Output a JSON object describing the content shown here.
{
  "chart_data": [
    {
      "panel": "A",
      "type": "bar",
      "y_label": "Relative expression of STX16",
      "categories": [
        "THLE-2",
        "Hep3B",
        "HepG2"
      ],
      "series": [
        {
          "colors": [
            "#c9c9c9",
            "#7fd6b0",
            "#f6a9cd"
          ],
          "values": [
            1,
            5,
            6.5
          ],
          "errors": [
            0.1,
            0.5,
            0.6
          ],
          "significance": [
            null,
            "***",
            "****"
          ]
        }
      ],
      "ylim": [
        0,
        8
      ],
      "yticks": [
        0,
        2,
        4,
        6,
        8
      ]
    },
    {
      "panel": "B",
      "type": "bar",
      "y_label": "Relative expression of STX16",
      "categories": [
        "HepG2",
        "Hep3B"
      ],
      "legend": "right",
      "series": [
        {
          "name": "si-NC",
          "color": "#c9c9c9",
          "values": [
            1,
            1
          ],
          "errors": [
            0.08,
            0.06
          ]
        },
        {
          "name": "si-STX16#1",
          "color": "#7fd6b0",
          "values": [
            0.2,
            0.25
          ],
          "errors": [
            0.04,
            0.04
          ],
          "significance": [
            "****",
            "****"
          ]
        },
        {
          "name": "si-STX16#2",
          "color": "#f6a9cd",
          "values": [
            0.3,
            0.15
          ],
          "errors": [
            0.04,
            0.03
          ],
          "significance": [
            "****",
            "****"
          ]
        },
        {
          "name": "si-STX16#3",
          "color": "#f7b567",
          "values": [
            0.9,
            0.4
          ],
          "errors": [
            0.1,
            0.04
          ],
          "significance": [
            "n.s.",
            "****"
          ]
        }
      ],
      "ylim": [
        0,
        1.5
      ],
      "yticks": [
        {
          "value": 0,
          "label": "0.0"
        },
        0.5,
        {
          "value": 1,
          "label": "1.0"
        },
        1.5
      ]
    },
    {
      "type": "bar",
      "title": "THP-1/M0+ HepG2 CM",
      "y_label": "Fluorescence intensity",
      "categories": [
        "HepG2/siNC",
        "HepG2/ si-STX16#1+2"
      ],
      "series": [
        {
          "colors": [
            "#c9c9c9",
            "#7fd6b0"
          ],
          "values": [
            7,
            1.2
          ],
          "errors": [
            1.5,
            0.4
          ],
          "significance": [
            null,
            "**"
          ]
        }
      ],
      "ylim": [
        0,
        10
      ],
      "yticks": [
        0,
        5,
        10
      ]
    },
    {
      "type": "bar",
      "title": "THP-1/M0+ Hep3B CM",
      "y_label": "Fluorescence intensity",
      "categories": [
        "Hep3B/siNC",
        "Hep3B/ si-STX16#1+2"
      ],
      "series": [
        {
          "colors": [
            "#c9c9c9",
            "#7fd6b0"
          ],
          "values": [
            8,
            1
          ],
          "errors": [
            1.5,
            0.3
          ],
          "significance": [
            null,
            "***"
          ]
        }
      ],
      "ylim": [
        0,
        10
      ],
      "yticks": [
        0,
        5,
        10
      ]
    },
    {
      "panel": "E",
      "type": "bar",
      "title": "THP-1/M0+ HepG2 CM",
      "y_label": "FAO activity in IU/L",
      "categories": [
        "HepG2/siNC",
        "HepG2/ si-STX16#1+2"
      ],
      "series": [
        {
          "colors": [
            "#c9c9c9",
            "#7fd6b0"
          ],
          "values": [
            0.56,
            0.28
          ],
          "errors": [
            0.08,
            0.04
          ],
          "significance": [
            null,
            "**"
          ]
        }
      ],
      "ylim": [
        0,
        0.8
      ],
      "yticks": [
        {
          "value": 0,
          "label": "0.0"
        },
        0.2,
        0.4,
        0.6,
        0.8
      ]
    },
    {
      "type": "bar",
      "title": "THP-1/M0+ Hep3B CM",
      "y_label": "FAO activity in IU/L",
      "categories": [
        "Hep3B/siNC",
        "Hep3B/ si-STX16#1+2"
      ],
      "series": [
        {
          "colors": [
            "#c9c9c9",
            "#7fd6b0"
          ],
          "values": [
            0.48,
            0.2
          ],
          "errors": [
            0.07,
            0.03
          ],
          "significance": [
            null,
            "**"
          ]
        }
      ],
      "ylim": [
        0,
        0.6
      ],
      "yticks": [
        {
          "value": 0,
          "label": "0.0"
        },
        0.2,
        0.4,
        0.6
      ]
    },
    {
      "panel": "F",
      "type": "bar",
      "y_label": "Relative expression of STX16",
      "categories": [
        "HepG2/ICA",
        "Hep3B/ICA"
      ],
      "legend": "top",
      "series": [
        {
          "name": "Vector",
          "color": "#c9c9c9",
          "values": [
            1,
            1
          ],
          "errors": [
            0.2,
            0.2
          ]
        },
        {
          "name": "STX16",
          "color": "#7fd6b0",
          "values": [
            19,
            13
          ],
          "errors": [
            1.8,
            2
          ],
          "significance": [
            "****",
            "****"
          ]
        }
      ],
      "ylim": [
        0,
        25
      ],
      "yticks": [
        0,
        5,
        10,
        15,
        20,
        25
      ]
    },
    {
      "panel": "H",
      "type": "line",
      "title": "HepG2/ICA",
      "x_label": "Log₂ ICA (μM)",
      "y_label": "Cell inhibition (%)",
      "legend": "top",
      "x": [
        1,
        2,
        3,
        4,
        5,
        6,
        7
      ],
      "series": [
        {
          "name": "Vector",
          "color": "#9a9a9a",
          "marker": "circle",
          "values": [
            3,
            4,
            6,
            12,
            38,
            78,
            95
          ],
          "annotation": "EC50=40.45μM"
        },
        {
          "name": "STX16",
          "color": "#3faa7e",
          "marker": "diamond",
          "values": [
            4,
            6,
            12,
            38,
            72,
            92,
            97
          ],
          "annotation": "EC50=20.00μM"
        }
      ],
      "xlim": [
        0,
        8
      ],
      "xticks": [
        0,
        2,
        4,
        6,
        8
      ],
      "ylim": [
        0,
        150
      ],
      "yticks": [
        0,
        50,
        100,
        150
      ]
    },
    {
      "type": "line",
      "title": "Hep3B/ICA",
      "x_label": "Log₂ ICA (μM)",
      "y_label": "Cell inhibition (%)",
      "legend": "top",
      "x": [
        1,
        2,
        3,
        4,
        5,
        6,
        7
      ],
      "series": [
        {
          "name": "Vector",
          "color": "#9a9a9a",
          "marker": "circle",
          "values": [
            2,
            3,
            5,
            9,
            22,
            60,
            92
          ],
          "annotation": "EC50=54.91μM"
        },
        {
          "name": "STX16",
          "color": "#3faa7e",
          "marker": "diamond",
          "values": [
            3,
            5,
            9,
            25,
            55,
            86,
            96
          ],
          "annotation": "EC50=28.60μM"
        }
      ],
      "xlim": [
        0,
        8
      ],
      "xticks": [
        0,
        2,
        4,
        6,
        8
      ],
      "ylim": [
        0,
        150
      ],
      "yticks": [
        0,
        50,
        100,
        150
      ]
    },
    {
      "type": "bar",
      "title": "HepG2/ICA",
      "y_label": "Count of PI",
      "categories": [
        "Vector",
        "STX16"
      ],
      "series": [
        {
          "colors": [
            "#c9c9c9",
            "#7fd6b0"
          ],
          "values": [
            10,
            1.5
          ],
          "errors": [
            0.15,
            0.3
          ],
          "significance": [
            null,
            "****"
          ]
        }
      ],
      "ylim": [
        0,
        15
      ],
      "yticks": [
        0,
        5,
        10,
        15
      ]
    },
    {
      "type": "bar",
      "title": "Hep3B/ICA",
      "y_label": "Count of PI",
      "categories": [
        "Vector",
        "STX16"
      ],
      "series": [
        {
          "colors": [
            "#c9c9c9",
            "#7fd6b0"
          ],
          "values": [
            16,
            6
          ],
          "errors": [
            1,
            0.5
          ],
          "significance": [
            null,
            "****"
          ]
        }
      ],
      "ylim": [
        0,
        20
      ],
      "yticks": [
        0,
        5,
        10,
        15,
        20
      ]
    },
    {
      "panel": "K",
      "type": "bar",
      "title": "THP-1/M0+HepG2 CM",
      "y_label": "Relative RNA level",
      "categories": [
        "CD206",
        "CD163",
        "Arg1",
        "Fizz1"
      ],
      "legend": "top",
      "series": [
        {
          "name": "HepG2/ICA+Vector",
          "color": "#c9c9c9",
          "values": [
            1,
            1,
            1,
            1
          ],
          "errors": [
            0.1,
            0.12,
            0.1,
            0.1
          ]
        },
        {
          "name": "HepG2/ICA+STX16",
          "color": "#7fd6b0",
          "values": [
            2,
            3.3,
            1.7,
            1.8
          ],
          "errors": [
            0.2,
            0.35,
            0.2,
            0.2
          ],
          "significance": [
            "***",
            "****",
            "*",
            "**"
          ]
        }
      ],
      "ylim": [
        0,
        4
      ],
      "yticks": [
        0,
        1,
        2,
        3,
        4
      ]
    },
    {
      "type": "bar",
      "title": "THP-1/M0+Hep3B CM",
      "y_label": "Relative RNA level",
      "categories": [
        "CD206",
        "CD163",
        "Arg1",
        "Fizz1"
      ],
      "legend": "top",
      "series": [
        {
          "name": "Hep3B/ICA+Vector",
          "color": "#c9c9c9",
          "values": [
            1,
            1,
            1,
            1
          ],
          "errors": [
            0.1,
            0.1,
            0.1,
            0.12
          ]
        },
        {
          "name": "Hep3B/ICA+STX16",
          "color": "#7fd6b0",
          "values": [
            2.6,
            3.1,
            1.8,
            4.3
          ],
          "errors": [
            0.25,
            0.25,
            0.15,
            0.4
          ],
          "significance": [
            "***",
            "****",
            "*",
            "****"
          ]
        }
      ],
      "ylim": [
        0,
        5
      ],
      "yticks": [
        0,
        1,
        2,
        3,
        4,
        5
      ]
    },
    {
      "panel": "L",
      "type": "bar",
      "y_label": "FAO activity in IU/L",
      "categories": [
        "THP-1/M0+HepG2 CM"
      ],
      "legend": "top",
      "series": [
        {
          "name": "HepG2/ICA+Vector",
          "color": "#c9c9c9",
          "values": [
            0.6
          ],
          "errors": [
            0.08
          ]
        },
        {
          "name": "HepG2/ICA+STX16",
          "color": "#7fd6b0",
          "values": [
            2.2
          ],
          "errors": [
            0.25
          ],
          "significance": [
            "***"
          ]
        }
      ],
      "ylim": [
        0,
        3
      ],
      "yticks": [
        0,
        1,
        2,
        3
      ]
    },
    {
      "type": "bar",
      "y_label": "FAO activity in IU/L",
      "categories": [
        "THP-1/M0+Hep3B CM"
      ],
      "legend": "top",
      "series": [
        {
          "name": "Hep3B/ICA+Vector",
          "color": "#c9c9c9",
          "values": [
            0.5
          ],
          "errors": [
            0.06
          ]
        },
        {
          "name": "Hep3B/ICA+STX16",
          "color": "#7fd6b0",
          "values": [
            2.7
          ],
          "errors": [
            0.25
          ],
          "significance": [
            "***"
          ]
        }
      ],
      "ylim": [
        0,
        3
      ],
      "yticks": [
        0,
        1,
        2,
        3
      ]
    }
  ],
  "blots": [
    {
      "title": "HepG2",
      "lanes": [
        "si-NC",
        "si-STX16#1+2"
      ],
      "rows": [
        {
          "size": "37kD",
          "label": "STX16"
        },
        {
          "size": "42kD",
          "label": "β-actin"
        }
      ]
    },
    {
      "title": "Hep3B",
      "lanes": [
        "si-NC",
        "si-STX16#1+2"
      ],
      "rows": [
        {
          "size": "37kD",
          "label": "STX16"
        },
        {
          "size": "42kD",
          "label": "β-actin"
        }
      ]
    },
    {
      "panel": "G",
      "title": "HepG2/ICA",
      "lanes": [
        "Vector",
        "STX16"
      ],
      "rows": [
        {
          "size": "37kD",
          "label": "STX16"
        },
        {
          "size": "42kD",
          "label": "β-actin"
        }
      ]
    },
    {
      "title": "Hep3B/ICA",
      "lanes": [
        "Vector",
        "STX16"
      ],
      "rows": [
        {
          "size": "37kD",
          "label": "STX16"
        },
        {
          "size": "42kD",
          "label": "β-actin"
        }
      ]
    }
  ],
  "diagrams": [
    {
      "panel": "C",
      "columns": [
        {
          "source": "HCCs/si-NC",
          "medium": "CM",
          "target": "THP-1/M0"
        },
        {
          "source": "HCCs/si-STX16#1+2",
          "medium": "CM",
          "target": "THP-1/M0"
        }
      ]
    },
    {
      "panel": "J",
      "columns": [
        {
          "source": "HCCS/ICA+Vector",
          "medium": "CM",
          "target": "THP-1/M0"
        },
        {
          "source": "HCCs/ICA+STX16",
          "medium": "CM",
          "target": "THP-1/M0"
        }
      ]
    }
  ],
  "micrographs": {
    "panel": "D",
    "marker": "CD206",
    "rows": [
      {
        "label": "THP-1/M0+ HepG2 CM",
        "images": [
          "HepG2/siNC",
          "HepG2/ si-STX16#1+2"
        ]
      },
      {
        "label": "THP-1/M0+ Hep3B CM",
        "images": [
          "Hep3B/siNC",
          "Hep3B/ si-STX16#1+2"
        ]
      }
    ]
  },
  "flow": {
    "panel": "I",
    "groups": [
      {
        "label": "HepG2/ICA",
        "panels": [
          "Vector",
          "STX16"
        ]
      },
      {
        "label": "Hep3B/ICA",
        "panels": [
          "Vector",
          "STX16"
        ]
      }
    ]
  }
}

·····

WHAT TO WORK ON
Pull out all lines of the data with the string "source".

EXERCISE SOLUTION
          "source": "HCCs/si-NC",
          "source": "HCCs/si-STX16#1+2",
          "source": "HCCS/ICA+Vector",
          "source": "HCCs/ICA+STX16",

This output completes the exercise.